* TEXTO FORNECIDO
------------
O drama de algumas famílias pode ser ainda maior, é o caso da empresária Val Santin. “Minha filha está no 3° ano, tem nove anos. No ano passado, ela repetiu uma série porque tem transtorno de processamento auditivo. Ela não é surda e nem tem problema de audição, mas sofre de uma deficiência no processamento da informação que ela recebe, o cérebro dela demora muito mais tempo para processar as coisas. Todos os dias na hora das aulas on-line ela não entende, chora, fica brava e não quer mais fazer. Eu trabalho dia e noite e nos últimos dias estou em casa no turno da manhã para auxiliá-la”, desabafa.
A realidade de Val é agravada pelo fato de ter outros filhos que também necessitam de suporte no momento dos estudos. “Por mais simples que seja o conteúdo e que tenhamos suporte das professoras, está sendo muito difícil. Eu sofro, ela sofre e nossa família sofre. Não é preguiça por parte da família ou dos alunos, estamos passando por uma pandemia, já está todo mundo saturado. Fica aqui o relato de uma mãe de quatro crianças que já está enlouquecendo com tudo isso e não quer que os filhos enlouqueçam também”, expressa.
A cabeleireira Sandra Lorenzatti afirma que a rotina dos filhos está sendo desgastante, tanto para as crianças, quanto para os pais. “Meu filho tem trabalho o dia inteiro, não tem mais vida social, só aparece para comer e o restante do dia e da noite está no computador. Minha filha (Isadora) não aprendeu a ler e a escrever ainda, mas precisa descrever como foram as atividades. Ou seja, soletramos tudo e ela faz sem nem ao menos entender o que está escrevendo. Andamos cansados, estressados e saturados”, conclui.
Escolas buscam se adaptar
A professora Luciane dos Santos, educadora há 17 anos, diz não ter passado por situação tão adversa em sua carreira. “Atuo na educação infantil no município e no ensino fundamental pelo estado e nunca passei por uma situação tão atípica como essa, nem minhas colegas. Apesar da educação ser sofrida em vários aspectos, esse ano está realmente complicado, estamos tendo que nos reinventar, buscar novos meios, novas formas de passarmos o melhor para nossos alunos. Apesar da situação, temos a certeza que estamos fazendo o nosso máximo e continuaremos até quando for necessário”, conta.
Segundo pesquisa realizada pelo Sindicato do Ensino Privado (Sinepe/RS), 96,2% das escolas particulares no Rio Grande do Sul estão apresentando conteúdos novos aos alunos. Em contrapartida, 812 mil alunos de escolas estaduais estado estão apenas revisando as matérias que já haviam sido passadas anteriormente. Essa disparidade também influencia na qualidade de ensino que as crianças recebem em casa.
------------
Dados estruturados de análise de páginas
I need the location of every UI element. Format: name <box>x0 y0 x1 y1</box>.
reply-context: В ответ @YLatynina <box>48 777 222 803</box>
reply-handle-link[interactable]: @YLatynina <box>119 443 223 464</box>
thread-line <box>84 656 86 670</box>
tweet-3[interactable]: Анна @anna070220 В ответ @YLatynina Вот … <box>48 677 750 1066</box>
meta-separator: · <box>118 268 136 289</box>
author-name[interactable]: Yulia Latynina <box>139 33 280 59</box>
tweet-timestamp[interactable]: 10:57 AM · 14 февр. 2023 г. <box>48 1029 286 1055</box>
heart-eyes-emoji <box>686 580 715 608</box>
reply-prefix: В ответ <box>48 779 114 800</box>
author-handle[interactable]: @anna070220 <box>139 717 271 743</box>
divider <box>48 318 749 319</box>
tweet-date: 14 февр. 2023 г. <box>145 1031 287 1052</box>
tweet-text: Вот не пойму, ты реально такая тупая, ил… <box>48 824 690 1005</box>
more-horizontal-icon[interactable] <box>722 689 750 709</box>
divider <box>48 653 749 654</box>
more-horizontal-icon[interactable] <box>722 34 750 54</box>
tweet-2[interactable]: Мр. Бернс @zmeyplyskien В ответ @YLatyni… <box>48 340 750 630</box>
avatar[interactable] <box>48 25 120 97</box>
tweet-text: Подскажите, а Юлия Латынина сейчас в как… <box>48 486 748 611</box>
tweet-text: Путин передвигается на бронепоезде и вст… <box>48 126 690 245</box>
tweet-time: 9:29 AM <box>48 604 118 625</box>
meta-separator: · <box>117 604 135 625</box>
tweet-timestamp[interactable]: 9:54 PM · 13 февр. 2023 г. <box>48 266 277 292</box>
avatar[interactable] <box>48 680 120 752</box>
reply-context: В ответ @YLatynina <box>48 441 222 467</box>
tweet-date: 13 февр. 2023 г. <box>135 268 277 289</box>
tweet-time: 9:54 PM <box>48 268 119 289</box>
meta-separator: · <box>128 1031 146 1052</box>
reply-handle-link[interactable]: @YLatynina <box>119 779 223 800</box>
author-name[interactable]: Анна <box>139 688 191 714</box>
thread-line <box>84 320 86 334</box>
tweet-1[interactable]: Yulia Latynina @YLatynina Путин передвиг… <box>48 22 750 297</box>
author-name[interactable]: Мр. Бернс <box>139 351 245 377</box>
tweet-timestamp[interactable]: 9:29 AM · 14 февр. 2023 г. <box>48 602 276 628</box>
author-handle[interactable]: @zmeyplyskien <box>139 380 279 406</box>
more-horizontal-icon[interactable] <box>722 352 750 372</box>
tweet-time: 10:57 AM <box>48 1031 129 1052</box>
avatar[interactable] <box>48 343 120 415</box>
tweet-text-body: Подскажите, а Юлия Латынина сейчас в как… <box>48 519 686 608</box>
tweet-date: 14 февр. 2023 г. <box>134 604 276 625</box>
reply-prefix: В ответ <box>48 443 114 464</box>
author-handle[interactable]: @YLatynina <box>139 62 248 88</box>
------------
* TAREFAS A REALIZAR
**A)** Segundo o texto sobre as aulas on-line na pandemia, há quantos anos Luciane dos Santos é educadora?
**B)** Reescreva de forma mais breve o parágrafo do texto sobre as aulas on-line na pandemia que começa com "Segundo pesquisa realizada", mantendo os fatos principais.
**C)** Transcreva do texto sobre as aulas on-line na pandemia o trecho que se inicia com as palavras "Segundo pesquisa realizada" e termina com "recebem em casa.".

* RESPOSTAS ÀS TAREFAS
**A)** Há 17 anos.

**B)** Uma pesquisa do Sinepe/RS indica que 96,2% das escolas particulares do Rio Grande do Sul apresentam conteúdos novos. Enquanto isso, 812 mil alunos de escolas estaduais só revisam matérias já dadas. Essa diferença também afeta a qualidade do ensino que as crianças recebem em casa.

**C)**
Segundo pesquisa realizada pelo Sindicato do Ensino Privado (Sinepe/RS), 96,2% das escolas particulares no Rio Grande do Sul estão apresentando conteúdos novos aos alunos. Em contrapartida, 812 mil alunos de escolas estaduais estado estão apenas revisando as matérias que já haviam sido passadas anteriormente. Essa disparidade também influencia na qualidade de ensino que as crianças recebem em casa.